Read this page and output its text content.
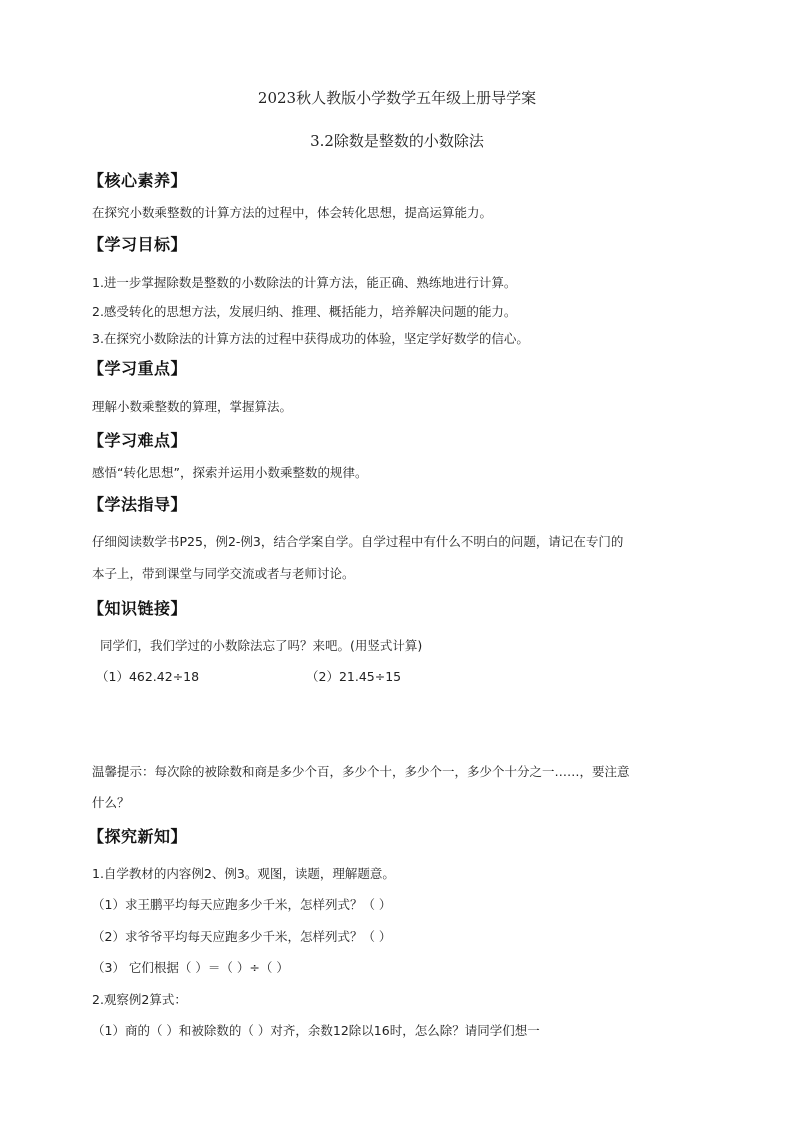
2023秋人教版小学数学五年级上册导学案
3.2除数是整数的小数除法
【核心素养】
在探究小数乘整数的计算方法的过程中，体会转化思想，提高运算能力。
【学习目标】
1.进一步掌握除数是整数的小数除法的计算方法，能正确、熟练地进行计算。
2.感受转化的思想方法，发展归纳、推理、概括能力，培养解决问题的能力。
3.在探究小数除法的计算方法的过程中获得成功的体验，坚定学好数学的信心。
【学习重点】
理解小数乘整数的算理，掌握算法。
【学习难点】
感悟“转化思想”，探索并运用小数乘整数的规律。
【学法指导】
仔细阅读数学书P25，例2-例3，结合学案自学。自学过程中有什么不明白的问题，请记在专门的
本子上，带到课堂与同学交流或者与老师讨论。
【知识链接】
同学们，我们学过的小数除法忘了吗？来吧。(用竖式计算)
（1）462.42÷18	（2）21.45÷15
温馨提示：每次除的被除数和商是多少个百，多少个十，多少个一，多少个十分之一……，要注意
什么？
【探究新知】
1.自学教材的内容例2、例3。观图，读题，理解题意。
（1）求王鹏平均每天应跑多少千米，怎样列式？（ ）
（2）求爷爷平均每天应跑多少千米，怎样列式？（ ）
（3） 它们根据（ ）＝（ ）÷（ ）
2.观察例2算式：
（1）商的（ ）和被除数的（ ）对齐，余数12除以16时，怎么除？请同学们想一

[Task directions]:
Make an exact copy of the records above, with the pictures left out.

[Solution for this exercise]:
Read this page and output its text content.
2023秋人教版小学数学五年级上册导学案
3.2除数是整数的小数除法
【核心素养】
在探究小数乘整数的计算方法的过程中，体会转化思想，提高运算能力。
【学习目标】
1.进一步掌握除数是整数的小数除法的计算方法，能正确、熟练地进行计算。
2.感受转化的思想方法，发展归纳、推理、概括能力，培养解决问题的能力。
3.在探究小数除法的计算方法的过程中获得成功的体验，坚定学好数学的信心。
【学习重点】
理解小数乘整数的算理，掌握算法。
【学习难点】
感悟“转化思想”，探索并运用小数乘整数的规律。
【学法指导】
仔细阅读数学书P25，例2-例3，结合学案自学。自学过程中有什么不明白的问题，请记在专门的
本子上，带到课堂与同学交流或者与老师讨论。
【知识链接】
同学们，我们学过的小数除法忘了吗？来吧。(用竖式计算)
（1）462.42÷18	（2）21.45÷15
温馨提示：每次除的被除数和商是多少个百，多少个十，多少个一，多少个十分之一……，要注意
什么？
【探究新知】
1.自学教材的内容例2、例3。观图，读题，理解题意。
（1）求王鹏平均每天应跑多少千米，怎样列式？（ ）
（2）求爷爷平均每天应跑多少千米，怎样列式？（ ）
（3） 它们根据（ ）＝（ ）÷（ ）
2.观察例2算式：
（1）商的（ ）和被除数的（ ）对齐，余数12除以16时，怎么除？请同学们想一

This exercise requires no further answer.